- **WHAT YOU ARE ASKED TO DO**
Tally how many lines hold the string "Literature". Your reply should be that number alone.

- **SOURCE DATA**
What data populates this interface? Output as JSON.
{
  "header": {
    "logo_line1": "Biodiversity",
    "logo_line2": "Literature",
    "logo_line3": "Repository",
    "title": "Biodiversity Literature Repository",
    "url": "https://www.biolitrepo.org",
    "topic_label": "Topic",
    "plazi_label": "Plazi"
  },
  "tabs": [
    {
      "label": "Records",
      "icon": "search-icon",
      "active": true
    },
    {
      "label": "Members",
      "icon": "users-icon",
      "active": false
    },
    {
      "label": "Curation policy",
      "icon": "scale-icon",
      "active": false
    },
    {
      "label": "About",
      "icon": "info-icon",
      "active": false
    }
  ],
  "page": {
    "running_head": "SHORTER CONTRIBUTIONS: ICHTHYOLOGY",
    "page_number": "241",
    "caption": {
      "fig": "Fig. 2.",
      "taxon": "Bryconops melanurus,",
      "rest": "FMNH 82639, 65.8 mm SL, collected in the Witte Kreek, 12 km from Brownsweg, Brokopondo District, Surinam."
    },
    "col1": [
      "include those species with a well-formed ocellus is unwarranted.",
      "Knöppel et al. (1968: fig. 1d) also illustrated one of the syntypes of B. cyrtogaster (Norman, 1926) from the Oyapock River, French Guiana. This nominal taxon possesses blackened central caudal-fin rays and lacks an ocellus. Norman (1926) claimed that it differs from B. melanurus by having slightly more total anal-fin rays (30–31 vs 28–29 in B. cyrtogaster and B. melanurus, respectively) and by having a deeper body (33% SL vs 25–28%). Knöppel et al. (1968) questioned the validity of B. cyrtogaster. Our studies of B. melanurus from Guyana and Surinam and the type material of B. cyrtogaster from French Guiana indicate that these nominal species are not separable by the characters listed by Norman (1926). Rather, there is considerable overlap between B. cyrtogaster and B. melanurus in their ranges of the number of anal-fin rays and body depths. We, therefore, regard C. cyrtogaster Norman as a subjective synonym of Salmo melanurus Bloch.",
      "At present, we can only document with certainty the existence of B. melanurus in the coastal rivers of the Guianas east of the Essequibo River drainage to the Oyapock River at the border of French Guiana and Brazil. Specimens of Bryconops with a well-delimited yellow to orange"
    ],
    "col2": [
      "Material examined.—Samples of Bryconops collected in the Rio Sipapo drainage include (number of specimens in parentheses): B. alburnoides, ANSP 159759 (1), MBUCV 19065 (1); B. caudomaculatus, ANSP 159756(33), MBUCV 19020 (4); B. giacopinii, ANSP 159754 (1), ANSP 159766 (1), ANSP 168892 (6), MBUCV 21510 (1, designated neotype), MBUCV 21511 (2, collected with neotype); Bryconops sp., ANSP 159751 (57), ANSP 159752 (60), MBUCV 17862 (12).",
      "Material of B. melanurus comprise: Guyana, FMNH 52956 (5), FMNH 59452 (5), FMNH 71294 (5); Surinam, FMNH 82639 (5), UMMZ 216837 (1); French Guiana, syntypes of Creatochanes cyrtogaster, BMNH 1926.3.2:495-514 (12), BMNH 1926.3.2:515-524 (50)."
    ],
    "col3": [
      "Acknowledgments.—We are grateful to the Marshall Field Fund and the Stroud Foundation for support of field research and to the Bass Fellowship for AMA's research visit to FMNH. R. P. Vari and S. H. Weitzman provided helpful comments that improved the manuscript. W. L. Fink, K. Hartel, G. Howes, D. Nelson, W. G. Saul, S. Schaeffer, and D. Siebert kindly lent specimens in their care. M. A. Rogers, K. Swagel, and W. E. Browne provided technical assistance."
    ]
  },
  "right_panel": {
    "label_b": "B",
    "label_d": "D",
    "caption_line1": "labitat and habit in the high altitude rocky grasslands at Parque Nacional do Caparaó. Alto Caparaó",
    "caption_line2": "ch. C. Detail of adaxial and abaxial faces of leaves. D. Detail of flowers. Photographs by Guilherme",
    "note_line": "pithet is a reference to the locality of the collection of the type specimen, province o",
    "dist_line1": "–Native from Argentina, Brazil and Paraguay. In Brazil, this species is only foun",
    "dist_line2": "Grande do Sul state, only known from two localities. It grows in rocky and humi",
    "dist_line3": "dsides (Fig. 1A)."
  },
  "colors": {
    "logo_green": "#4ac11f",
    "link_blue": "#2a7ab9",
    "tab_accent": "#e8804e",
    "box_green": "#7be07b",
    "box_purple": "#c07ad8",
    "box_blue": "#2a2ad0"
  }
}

- **ANSWER BELOW**
2